| Aim of the exercise |
Transcribe the full listing exactly, and drop every picture.

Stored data

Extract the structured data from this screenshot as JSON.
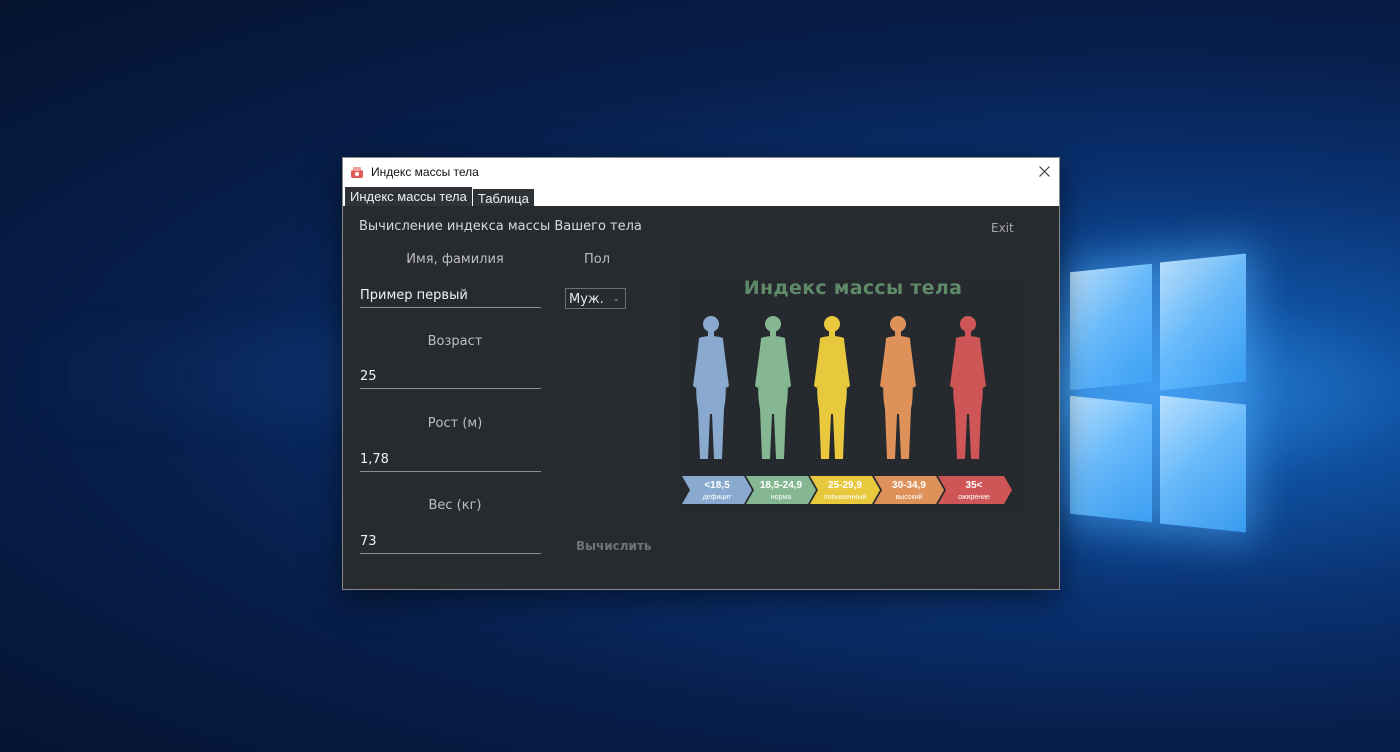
{
  "window": {
    "title": "Индекс массы тела",
    "tabs": [
      {
        "label": "Индекс массы тела",
        "active": true
      },
      {
        "label": "Таблица",
        "active": false
      }
    ]
  },
  "main": {
    "heading": "Вычисление индекса массы Вашего тела",
    "exit_label": "Exit",
    "name": {
      "label": "Имя, фамилия",
      "value": "Пример первый"
    },
    "gender": {
      "label": "Пол",
      "selected": "Муж."
    },
    "age": {
      "label": "Возраст",
      "value": "25"
    },
    "height": {
      "label": "Рост (м)",
      "value": "1,78"
    },
    "weight": {
      "label": "Вес (кг)",
      "value": "73"
    },
    "calculate_label": "Вычислить"
  },
  "bmi_image": {
    "title": "Индекс массы тела",
    "categories": [
      {
        "range": "<18,5",
        "name": "дефицит",
        "color": "#8aa9cf"
      },
      {
        "range": "18,5-24,9",
        "name": "норма",
        "color": "#85b892"
      },
      {
        "range": "25-29,9",
        "name": "повышенный",
        "color": "#e8c93e"
      },
      {
        "range": "30-34,9",
        "name": "высокий",
        "color": "#df915a"
      },
      {
        "range": "35<",
        "name": "ожирение",
        "color": "#cf5656"
      }
    ]
  }
}
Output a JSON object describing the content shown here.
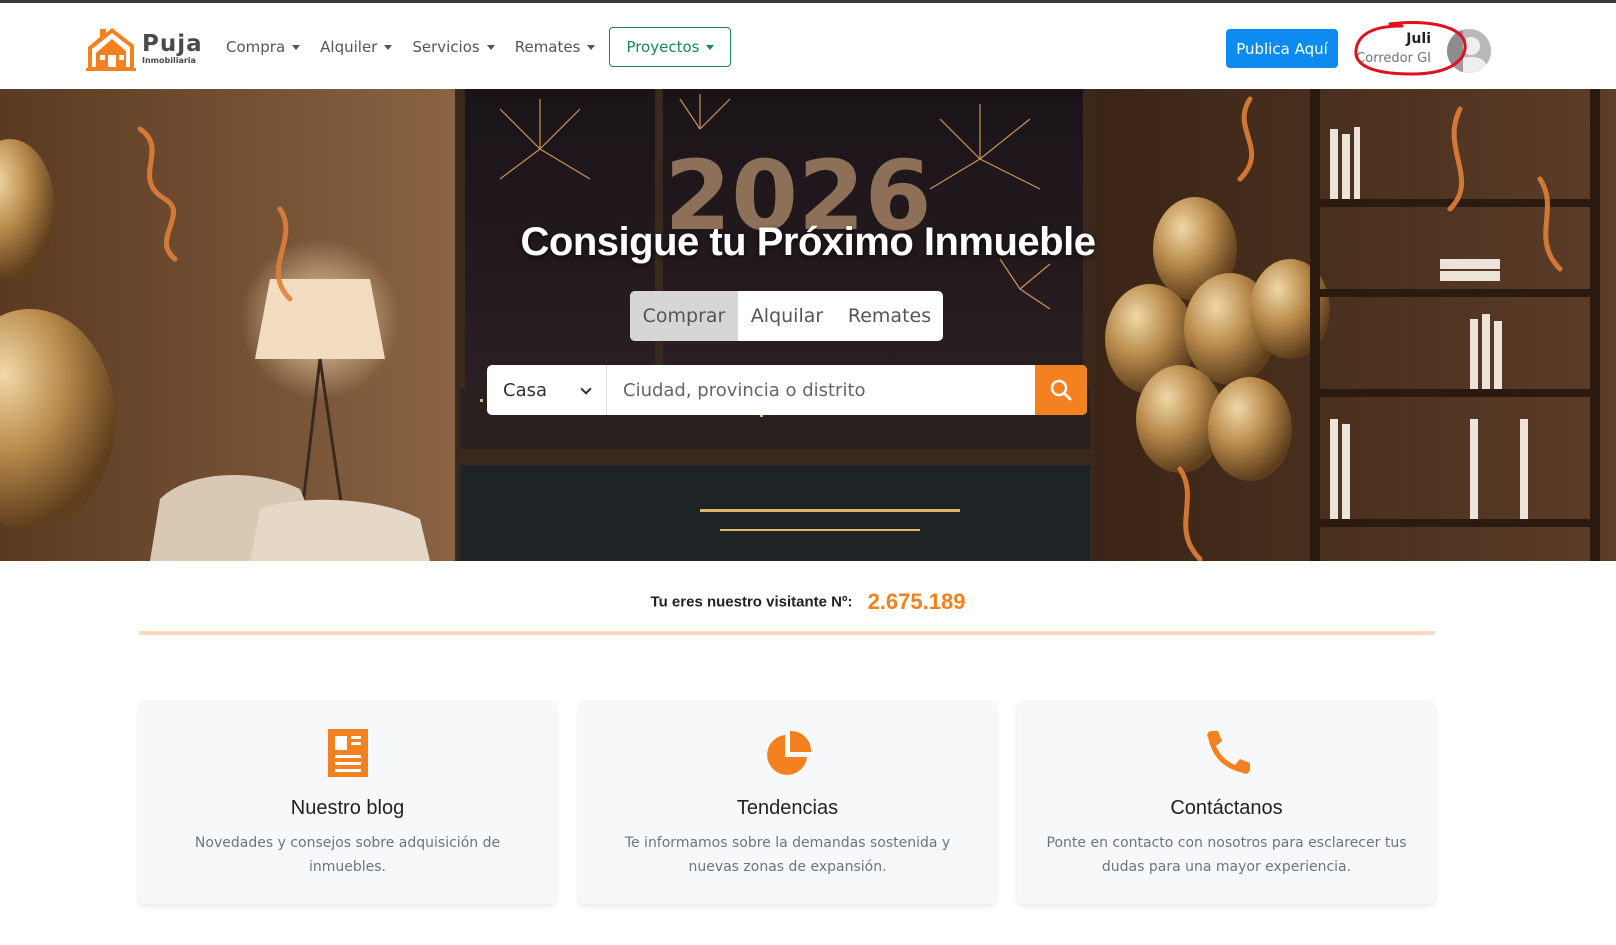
{
  "brand": {
    "name": "Puja",
    "subtitle": "Inmobiliaria"
  },
  "nav": {
    "items": [
      {
        "label": "Compra"
      },
      {
        "label": "Alquiler"
      },
      {
        "label": "Servicios"
      },
      {
        "label": "Remates"
      },
      {
        "label": "Proyectos"
      }
    ],
    "publish_label": "Publica Aquí"
  },
  "user": {
    "name": "Juli",
    "role": "Corredor GI"
  },
  "hero": {
    "title": "Consigue tu Próximo Inmueble",
    "tabs": [
      {
        "label": "Comprar",
        "active": true
      },
      {
        "label": "Alquilar",
        "active": false
      },
      {
        "label": "Remates",
        "active": false
      }
    ],
    "property_type": "Casa",
    "search_placeholder": "Ciudad, provincia o distrito"
  },
  "visitor": {
    "label": "Tu eres nuestro visitante Nº:",
    "count": "2.675.189"
  },
  "cards": [
    {
      "icon": "blog-document-icon",
      "title": "Nuestro blog",
      "text": "Novedades y consejos sobre adquisición de inmuebles."
    },
    {
      "icon": "pie-chart-icon",
      "title": "Tendencias",
      "text": "Te informamos sobre la demandas sostenida y nuevas zonas de expansión."
    },
    {
      "icon": "phone-icon",
      "title": "Contáctanos",
      "text": "Ponte en contacto con nosotros para esclarecer tus dudas para una mayor experiencia."
    }
  ],
  "colors": {
    "accent": "#f48120",
    "primary": "#0d8bf0",
    "success": "#198754",
    "annotation": "#e0101e"
  }
}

| Correct result |
Extract the structured data from this screenshot as JSON.
{
  "window": {
    "title": "Индекс массы тела",
    "tabs": [
      {
        "label": "Индекс массы тела",
        "active": true
      },
      {
        "label": "Таблица",
        "active": false
      }
    ]
  },
  "main": {
    "heading": "Вычисление индекса массы Вашего тела",
    "exit_label": "Exit",
    "name": {
      "label": "Имя, фамилия",
      "value": "Пример первый"
    },
    "gender": {
      "label": "Пол",
      "selected": "Муж."
    },
    "age": {
      "label": "Возраст",
      "value": "25"
    },
    "height": {
      "label": "Рост (м)",
      "value": "1,78"
    },
    "weight": {
      "label": "Вес (кг)",
      "value": "73"
    },
    "calculate_label": "Вычислить"
  },
  "bmi_image": {
    "title": "Индекс массы тела",
    "categories": [
      {
        "range": "<18,5",
        "name": "дефицит",
        "color": "#8aa9cf"
      },
      {
        "range": "18,5-24,9",
        "name": "норма",
        "color": "#85b892"
      },
      {
        "range": "25-29,9",
        "name": "повышенный",
        "color": "#e8c93e"
      },
      {
        "range": "30-34,9",
        "name": "высокий",
        "color": "#df915a"
      },
      {
        "range": "35<",
        "name": "ожирение",
        "color": "#cf5656"
      }
    ]
  }
}
Output a JSON object describing the content shown here.
{
  "brand": {
    "name": "Puja",
    "subtitle": "Inmobiliaria"
  },
  "nav": {
    "items": [
      {
        "label": "Compra"
      },
      {
        "label": "Alquiler"
      },
      {
        "label": "Servicios"
      },
      {
        "label": "Remates"
      },
      {
        "label": "Proyectos"
      }
    ],
    "publish_label": "Publica Aquí"
  },
  "user": {
    "name": "Juli",
    "role": "Corredor GI"
  },
  "hero": {
    "title": "Consigue tu Próximo Inmueble",
    "tabs": [
      {
        "label": "Comprar",
        "active": true
      },
      {
        "label": "Alquilar",
        "active": false
      },
      {
        "label": "Remates",
        "active": false
      }
    ],
    "property_type": "Casa",
    "search_placeholder": "Ciudad, provincia o distrito"
  },
  "visitor": {
    "label": "Tu eres nuestro visitante Nº:",
    "count": "2.675.189"
  },
  "cards": [
    {
      "icon": "blog-document-icon",
      "title": "Nuestro blog",
      "text": "Novedades y consejos sobre adquisición de inmuebles."
    },
    {
      "icon": "pie-chart-icon",
      "title": "Tendencias",
      "text": "Te informamos sobre la demandas sostenida y nuevas zonas de expansión."
    },
    {
      "icon": "phone-icon",
      "title": "Contáctanos",
      "text": "Ponte en contacto con nosotros para esclarecer tus dudas para una mayor experiencia."
    }
  ],
  "colors": {
    "accent": "#f48120",
    "primary": "#0d8bf0",
    "success": "#198754",
    "annotation": "#e0101e"
  }
}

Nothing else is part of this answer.